[Problem statement] Report how many lines contain the word "that", with no other text.

[Data for the task]

● ● ●

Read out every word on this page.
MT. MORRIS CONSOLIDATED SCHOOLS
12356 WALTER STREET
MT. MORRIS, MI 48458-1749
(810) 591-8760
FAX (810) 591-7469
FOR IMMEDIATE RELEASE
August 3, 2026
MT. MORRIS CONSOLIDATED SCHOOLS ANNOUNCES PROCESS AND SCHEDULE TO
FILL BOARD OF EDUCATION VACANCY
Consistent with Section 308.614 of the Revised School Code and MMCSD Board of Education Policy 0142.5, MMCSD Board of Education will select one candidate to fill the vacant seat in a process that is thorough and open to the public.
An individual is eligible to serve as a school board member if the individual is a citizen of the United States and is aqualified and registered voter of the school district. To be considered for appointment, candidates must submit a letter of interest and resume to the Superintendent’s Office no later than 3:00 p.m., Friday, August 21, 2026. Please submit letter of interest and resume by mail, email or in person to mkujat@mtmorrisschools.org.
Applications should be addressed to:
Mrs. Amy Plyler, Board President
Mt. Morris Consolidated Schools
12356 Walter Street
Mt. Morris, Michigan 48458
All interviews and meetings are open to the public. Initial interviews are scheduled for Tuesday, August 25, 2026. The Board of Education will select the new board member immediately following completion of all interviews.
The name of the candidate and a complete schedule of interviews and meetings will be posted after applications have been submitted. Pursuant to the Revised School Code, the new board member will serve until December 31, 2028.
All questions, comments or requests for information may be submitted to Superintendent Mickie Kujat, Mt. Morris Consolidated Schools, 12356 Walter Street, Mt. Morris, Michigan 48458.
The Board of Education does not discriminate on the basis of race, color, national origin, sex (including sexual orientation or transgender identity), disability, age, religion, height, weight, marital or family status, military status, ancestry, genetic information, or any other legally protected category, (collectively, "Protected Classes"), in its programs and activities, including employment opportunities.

● ● ●

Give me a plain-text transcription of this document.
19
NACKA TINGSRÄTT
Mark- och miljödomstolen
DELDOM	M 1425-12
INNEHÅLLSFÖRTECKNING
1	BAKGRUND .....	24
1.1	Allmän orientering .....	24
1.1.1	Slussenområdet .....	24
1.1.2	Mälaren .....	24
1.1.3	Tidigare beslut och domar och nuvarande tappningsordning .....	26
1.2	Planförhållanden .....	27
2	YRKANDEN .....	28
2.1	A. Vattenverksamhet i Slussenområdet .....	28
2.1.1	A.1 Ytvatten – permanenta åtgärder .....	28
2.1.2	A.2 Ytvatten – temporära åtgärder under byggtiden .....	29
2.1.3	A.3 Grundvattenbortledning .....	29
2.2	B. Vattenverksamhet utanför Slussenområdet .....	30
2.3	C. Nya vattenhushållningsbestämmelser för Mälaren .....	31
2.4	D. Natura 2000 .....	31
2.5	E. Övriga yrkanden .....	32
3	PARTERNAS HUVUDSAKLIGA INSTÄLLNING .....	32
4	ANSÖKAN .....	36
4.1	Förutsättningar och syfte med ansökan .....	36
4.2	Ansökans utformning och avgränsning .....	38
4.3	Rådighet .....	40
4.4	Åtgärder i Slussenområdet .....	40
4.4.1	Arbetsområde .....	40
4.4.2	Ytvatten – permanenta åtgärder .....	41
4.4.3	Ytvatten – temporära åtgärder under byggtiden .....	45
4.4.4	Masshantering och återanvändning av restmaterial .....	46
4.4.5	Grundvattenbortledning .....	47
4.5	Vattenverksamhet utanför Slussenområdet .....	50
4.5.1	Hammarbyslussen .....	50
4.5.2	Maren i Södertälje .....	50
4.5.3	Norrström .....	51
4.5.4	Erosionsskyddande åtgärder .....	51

● ● ●

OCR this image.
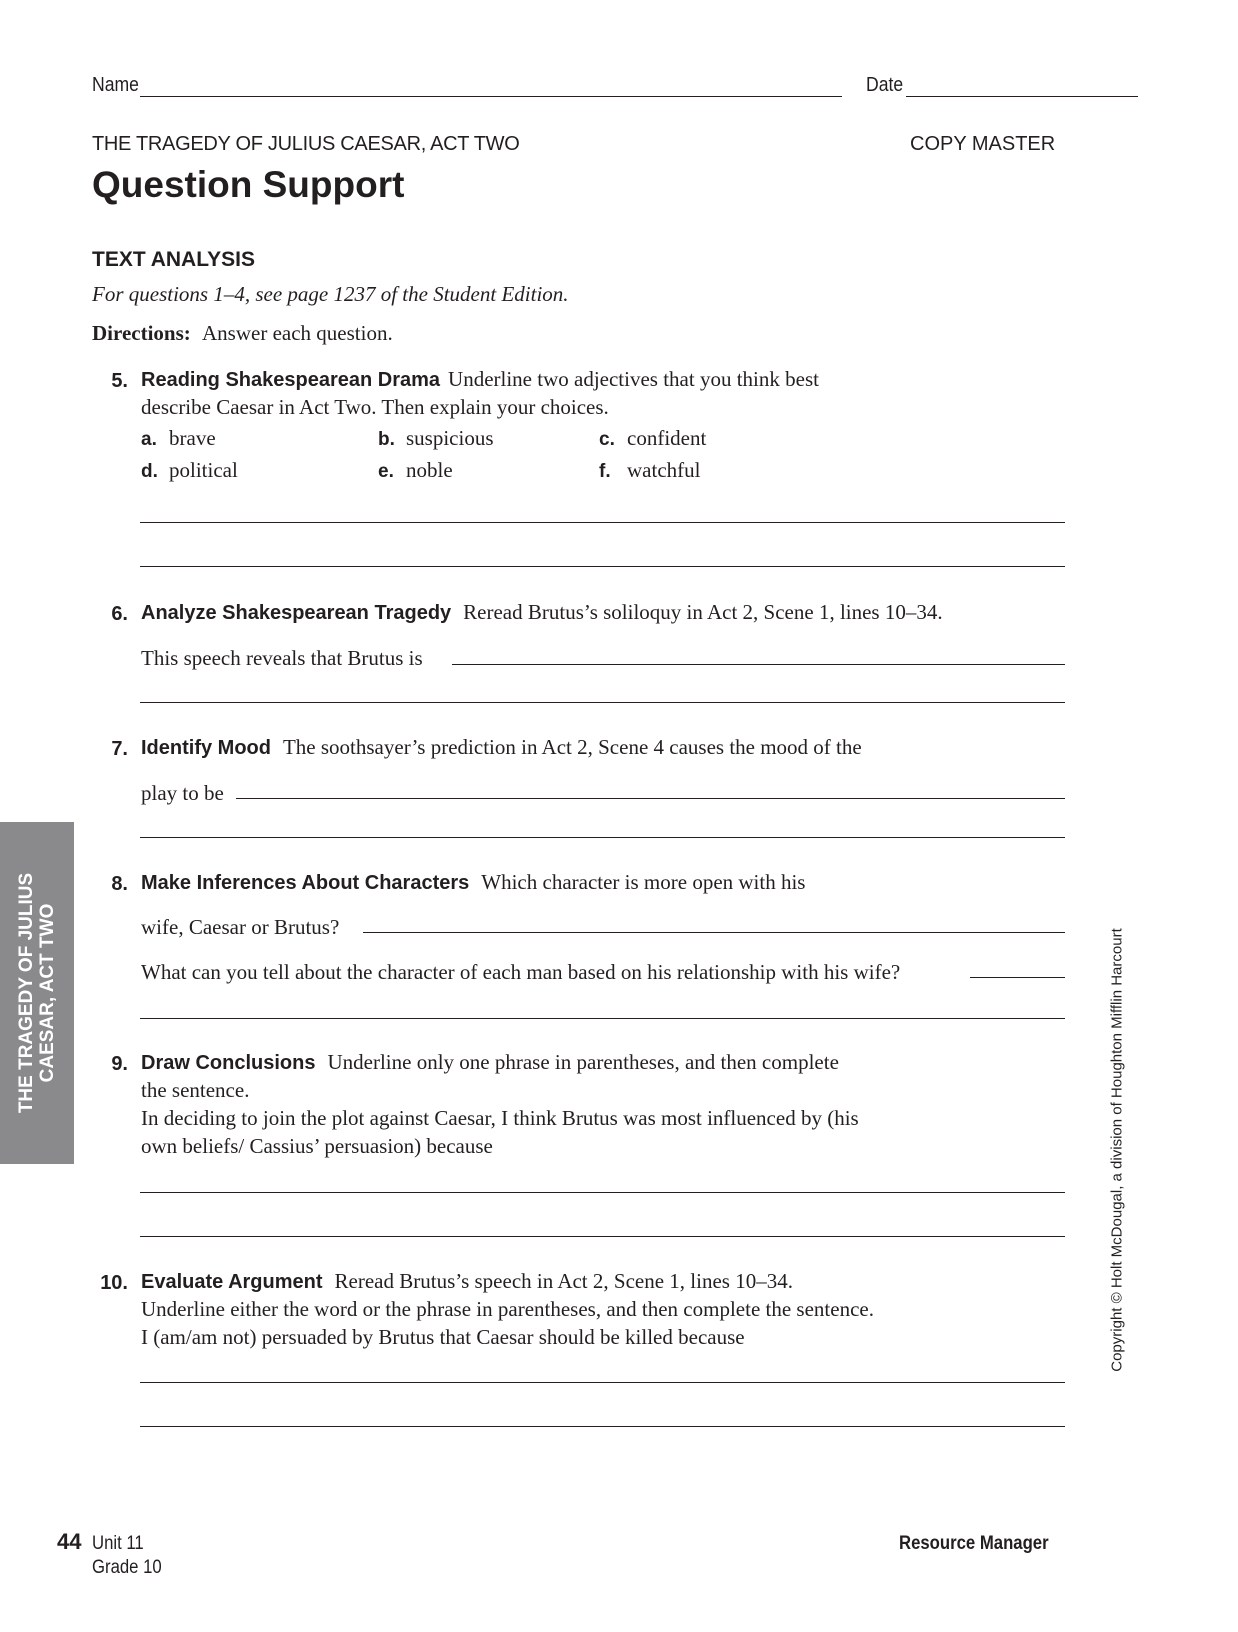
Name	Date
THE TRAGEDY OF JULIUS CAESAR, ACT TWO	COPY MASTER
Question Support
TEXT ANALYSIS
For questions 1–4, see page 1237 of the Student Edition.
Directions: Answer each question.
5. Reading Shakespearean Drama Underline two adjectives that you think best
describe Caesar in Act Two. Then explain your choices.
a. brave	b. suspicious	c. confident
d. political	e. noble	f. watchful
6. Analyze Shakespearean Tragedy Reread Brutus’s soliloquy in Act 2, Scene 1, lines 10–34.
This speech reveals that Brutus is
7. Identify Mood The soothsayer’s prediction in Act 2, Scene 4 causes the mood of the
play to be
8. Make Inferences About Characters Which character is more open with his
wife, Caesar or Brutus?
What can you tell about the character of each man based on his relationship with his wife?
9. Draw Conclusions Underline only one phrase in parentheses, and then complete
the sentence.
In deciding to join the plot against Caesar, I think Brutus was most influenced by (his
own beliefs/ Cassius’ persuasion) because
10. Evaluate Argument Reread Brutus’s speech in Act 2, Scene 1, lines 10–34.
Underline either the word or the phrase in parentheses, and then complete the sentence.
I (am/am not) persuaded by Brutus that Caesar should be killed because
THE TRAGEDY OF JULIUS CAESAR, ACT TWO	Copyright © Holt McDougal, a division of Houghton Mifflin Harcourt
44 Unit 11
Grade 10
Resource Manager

● ● ●

[Correct answer] 4